• WHAT TO WORK ON: Using the listing below, give the number of lines where "Hlavní" appears, and nothing else.

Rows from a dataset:
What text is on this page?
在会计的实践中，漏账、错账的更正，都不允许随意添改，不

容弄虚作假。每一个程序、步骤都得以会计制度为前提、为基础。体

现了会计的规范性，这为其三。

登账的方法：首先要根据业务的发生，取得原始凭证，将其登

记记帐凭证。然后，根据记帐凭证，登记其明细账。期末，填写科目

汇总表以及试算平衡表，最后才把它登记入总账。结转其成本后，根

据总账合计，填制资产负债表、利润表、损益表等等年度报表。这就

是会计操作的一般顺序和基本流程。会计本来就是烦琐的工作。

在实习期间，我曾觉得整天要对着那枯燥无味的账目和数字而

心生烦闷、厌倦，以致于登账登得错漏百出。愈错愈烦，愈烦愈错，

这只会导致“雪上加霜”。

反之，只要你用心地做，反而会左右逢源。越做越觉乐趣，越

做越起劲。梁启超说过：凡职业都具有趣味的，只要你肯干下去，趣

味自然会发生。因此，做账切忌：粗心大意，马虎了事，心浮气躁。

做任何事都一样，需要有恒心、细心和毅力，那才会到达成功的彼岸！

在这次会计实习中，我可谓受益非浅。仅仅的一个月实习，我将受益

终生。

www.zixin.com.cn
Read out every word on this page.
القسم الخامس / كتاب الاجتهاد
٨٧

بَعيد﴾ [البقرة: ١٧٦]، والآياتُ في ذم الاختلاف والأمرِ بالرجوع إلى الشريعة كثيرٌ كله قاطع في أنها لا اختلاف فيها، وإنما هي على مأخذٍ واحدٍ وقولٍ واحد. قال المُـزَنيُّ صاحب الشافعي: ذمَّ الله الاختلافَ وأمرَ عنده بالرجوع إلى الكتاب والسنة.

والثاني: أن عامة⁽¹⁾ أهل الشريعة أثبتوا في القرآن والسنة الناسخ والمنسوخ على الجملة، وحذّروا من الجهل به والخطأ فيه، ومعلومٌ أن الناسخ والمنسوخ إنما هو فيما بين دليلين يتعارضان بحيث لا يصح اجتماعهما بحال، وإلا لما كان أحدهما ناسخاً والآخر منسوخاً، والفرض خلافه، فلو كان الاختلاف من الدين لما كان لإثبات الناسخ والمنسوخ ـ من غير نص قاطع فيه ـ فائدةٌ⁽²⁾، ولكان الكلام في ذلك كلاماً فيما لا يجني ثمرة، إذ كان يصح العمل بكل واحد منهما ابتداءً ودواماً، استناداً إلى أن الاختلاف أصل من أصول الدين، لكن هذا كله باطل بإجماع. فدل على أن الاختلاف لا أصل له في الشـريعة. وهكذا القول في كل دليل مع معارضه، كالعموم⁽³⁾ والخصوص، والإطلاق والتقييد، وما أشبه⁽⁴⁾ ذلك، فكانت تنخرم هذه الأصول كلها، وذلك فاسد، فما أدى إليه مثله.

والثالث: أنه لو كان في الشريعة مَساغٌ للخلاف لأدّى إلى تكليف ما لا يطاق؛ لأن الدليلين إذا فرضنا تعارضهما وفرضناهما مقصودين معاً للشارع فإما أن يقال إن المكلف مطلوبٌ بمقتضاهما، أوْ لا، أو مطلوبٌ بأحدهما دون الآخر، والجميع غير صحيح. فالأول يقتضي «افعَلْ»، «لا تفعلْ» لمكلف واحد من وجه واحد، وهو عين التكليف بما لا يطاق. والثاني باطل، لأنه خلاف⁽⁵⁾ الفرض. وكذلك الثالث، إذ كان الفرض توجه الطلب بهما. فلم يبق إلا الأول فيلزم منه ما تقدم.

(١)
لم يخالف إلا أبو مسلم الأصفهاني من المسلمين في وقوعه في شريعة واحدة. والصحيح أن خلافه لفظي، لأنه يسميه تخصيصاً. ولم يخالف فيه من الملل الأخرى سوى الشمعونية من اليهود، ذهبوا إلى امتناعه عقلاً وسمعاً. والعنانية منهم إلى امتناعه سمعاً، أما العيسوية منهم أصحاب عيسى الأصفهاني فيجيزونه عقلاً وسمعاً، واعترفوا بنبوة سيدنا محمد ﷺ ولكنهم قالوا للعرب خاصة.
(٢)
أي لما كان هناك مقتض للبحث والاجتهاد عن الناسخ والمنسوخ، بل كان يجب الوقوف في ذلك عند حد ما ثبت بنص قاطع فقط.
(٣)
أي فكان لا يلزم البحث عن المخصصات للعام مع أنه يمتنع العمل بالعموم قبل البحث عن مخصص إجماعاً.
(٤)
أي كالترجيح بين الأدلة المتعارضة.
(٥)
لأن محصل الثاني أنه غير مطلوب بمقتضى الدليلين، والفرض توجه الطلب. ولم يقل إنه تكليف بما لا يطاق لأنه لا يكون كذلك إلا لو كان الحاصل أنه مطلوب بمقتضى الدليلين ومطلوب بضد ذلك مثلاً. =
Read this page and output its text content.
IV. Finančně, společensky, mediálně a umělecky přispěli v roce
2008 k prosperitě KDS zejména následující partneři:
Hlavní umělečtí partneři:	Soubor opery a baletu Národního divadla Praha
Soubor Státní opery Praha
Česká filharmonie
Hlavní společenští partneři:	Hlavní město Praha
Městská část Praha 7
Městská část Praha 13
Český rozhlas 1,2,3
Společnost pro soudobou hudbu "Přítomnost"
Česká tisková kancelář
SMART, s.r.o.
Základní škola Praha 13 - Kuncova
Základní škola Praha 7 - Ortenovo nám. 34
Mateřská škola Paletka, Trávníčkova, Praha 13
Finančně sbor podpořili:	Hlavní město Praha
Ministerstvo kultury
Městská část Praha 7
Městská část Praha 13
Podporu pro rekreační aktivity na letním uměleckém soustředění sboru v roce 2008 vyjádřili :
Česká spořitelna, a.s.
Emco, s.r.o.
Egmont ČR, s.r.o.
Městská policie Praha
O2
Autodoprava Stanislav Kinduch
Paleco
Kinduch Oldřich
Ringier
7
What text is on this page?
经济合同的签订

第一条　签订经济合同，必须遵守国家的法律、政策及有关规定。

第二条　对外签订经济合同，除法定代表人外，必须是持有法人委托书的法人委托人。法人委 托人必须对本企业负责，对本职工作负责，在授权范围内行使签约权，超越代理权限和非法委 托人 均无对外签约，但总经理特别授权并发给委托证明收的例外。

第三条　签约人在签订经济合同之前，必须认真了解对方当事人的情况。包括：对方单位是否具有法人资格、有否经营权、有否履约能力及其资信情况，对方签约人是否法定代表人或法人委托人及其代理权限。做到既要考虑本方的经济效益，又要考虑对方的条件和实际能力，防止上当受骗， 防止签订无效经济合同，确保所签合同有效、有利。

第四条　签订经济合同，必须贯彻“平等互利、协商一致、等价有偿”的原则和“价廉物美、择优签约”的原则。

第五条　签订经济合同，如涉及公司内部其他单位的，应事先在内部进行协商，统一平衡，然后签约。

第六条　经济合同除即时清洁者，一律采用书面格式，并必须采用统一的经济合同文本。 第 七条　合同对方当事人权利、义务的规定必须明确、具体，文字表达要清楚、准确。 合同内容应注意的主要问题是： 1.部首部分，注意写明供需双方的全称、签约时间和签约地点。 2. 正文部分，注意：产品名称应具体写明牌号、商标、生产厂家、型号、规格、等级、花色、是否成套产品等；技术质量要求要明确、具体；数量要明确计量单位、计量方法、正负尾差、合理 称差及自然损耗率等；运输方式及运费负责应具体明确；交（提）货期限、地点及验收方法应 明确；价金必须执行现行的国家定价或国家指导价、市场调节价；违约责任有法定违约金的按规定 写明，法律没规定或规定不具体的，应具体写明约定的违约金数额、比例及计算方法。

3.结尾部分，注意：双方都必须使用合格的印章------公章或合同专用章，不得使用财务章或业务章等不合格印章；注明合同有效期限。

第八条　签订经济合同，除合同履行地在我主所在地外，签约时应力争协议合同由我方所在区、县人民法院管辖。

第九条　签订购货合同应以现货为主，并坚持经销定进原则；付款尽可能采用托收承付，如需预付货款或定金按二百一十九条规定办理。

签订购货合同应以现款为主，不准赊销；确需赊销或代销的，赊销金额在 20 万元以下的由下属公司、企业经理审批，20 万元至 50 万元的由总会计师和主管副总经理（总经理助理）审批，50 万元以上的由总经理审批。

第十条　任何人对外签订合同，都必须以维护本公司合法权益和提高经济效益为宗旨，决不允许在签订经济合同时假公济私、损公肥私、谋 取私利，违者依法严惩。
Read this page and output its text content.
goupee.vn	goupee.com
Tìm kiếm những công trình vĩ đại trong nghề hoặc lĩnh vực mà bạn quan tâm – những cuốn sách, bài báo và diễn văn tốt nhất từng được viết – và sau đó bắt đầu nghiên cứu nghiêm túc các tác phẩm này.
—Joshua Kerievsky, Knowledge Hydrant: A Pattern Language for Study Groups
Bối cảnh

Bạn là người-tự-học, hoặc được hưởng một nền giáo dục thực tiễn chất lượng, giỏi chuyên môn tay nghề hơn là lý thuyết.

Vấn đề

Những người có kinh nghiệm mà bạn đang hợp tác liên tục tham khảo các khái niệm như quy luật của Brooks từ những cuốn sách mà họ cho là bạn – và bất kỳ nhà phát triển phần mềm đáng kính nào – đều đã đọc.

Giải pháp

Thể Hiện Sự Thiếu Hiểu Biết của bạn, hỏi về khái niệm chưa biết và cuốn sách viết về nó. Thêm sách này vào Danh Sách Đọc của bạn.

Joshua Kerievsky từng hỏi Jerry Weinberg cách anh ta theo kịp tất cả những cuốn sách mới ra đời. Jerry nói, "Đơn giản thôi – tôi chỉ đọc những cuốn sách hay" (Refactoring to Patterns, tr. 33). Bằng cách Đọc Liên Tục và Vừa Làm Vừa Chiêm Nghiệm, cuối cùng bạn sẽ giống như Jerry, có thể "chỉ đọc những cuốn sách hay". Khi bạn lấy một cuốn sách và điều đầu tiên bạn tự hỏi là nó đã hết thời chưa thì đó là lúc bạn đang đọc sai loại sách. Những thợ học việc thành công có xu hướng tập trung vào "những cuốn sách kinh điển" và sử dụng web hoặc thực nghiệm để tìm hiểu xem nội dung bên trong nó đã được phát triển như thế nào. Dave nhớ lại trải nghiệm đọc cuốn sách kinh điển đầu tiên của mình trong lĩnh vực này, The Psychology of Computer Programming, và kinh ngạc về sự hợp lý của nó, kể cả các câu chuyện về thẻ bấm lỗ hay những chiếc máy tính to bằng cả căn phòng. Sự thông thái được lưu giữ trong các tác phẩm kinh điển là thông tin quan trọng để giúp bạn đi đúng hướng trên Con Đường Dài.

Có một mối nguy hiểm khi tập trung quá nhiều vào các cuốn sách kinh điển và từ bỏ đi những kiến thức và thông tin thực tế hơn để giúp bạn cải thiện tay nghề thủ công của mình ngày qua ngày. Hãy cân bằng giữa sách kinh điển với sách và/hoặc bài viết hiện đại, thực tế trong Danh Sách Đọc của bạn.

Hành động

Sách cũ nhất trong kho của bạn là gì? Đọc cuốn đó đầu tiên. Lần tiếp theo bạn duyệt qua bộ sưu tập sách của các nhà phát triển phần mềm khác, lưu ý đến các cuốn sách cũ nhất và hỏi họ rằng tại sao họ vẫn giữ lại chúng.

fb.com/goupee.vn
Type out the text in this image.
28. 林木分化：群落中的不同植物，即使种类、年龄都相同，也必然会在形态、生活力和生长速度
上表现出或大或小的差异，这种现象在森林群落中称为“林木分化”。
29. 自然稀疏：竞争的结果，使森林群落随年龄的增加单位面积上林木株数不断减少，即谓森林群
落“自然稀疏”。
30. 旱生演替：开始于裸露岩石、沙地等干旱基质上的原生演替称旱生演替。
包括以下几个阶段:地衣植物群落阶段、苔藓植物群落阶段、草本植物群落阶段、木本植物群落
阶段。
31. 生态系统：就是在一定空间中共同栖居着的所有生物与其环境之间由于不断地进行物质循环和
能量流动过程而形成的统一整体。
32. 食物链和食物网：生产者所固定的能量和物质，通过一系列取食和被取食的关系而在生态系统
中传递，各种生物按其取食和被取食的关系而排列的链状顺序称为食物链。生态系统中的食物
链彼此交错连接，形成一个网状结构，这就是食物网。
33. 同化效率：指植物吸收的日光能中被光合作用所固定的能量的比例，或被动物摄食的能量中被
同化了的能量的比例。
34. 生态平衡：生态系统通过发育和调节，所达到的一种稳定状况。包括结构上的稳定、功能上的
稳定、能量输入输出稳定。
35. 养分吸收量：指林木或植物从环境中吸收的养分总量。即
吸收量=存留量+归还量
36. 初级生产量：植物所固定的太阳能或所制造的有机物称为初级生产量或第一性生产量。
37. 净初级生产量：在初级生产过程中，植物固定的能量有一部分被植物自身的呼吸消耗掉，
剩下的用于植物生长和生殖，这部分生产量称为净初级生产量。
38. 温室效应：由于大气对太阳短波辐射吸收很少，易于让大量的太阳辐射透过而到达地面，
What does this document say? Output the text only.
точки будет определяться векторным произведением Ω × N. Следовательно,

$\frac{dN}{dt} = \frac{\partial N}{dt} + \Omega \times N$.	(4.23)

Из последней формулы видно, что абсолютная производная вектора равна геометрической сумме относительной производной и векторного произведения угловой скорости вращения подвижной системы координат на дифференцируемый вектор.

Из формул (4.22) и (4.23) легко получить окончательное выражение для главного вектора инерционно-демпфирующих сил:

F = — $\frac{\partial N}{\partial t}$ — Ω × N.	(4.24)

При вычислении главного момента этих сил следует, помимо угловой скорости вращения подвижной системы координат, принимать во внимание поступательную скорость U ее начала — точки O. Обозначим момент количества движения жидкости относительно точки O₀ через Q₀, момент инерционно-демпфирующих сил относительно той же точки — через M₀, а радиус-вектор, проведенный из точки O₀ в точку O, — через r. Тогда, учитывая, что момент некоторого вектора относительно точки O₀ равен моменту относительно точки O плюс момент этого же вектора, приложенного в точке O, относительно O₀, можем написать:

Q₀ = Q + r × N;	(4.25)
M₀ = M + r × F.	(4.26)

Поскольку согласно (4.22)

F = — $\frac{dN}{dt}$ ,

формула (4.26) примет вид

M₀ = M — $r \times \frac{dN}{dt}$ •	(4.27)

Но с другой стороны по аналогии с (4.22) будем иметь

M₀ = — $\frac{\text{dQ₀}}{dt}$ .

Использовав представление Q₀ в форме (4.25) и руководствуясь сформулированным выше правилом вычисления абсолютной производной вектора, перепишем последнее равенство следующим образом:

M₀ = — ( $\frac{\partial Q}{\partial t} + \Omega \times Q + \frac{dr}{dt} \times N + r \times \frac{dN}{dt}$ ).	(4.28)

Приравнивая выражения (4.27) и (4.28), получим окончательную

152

• OUTPUT OF THE EXERCISE: 3